** Begin **

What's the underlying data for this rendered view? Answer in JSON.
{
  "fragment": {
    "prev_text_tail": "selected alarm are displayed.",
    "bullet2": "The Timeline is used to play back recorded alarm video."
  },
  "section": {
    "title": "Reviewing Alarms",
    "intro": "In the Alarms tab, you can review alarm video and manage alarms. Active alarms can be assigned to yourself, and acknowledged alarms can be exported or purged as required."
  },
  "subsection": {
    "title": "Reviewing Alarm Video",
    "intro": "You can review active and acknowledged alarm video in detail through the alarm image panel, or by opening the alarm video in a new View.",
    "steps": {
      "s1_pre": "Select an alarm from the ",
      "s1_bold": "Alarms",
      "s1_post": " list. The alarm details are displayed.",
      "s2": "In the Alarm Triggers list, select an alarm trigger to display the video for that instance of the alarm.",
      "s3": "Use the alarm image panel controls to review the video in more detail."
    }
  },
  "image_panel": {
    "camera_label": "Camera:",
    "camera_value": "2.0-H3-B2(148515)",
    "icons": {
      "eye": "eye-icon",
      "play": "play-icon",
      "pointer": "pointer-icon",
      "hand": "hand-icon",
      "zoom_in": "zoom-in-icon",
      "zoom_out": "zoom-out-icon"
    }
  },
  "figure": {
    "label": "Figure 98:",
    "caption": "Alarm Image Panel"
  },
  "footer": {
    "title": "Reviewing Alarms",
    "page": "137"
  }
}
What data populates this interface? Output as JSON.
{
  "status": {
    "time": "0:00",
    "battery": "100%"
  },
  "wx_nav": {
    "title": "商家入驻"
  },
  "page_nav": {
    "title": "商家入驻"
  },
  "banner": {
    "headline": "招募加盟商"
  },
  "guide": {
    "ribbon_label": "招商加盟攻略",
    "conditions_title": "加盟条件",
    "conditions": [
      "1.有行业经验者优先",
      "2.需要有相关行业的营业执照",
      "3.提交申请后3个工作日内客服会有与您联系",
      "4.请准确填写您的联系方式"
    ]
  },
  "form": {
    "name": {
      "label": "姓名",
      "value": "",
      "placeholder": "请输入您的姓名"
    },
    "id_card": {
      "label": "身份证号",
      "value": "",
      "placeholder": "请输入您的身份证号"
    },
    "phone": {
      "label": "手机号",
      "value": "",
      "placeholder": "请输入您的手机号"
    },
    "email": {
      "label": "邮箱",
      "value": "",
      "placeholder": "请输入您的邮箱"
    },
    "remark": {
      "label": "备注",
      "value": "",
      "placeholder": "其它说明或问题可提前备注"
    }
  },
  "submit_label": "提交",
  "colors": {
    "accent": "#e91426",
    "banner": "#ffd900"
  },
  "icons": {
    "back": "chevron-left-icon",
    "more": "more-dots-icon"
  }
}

** End **

→ GOAL
Retype the material above, line by line, exactly.

→ CORRECT RESULT
What's the underlying data for this rendered view? Answer in JSON.
{
  "fragment": {
    "prev_text_tail": "selected alarm are displayed.",
    "bullet2": "The Timeline is used to play back recorded alarm video."
  },
  "section": {
    "title": "Reviewing Alarms",
    "intro": "In the Alarms tab, you can review alarm video and manage alarms. Active alarms can be assigned to yourself, and acknowledged alarms can be exported or purged as required."
  },
  "subsection": {
    "title": "Reviewing Alarm Video",
    "intro": "You can review active and acknowledged alarm video in detail through the alarm image panel, or by opening the alarm video in a new View.",
    "steps": {
      "s1_pre": "Select an alarm from the ",
      "s1_bold": "Alarms",
      "s1_post": " list. The alarm details are displayed.",
      "s2": "In the Alarm Triggers list, select an alarm trigger to display the video for that instance of the alarm.",
      "s3": "Use the alarm image panel controls to review the video in more detail."
    }
  },
  "image_panel": {
    "camera_label": "Camera:",
    "camera_value": "2.0-H3-B2(148515)",
    "icons": {
      "eye": "eye-icon",
      "play": "play-icon",
      "pointer": "pointer-icon",
      "hand": "hand-icon",
      "zoom_in": "zoom-in-icon",
      "zoom_out": "zoom-out-icon"
    }
  },
  "figure": {
    "label": "Figure 98:",
    "caption": "Alarm Image Panel"
  },
  "footer": {
    "title": "Reviewing Alarms",
    "page": "137"
  }
}
What data populates this interface? Output as JSON.
{
  "status": {
    "time": "0:00",
    "battery": "100%"
  },
  "wx_nav": {
    "title": "商家入驻"
  },
  "page_nav": {
    "title": "商家入驻"
  },
  "banner": {
    "headline": "招募加盟商"
  },
  "guide": {
    "ribbon_label": "招商加盟攻略",
    "conditions_title": "加盟条件",
    "conditions": [
      "1.有行业经验者优先",
      "2.需要有相关行业的营业执照",
      "3.提交申请后3个工作日内客服会有与您联系",
      "4.请准确填写您的联系方式"
    ]
  },
  "form": {
    "name": {
      "label": "姓名",
      "value": "",
      "placeholder": "请输入您的姓名"
    },
    "id_card": {
      "label": "身份证号",
      "value": "",
      "placeholder": "请输入您的身份证号"
    },
    "phone": {
      "label": "手机号",
      "value": "",
      "placeholder": "请输入您的手机号"
    },
    "email": {
      "label": "邮箱",
      "value": "",
      "placeholder": "请输入您的邮箱"
    },
    "remark": {
      "label": "备注",
      "value": "",
      "placeholder": "其它说明或问题可提前备注"
    }
  },
  "submit_label": "提交",
  "colors": {
    "accent": "#e91426",
    "banner": "#ffd900"
  },
  "icons": {
    "back": "chevron-left-icon",
    "more": "more-dots-icon"
  }
}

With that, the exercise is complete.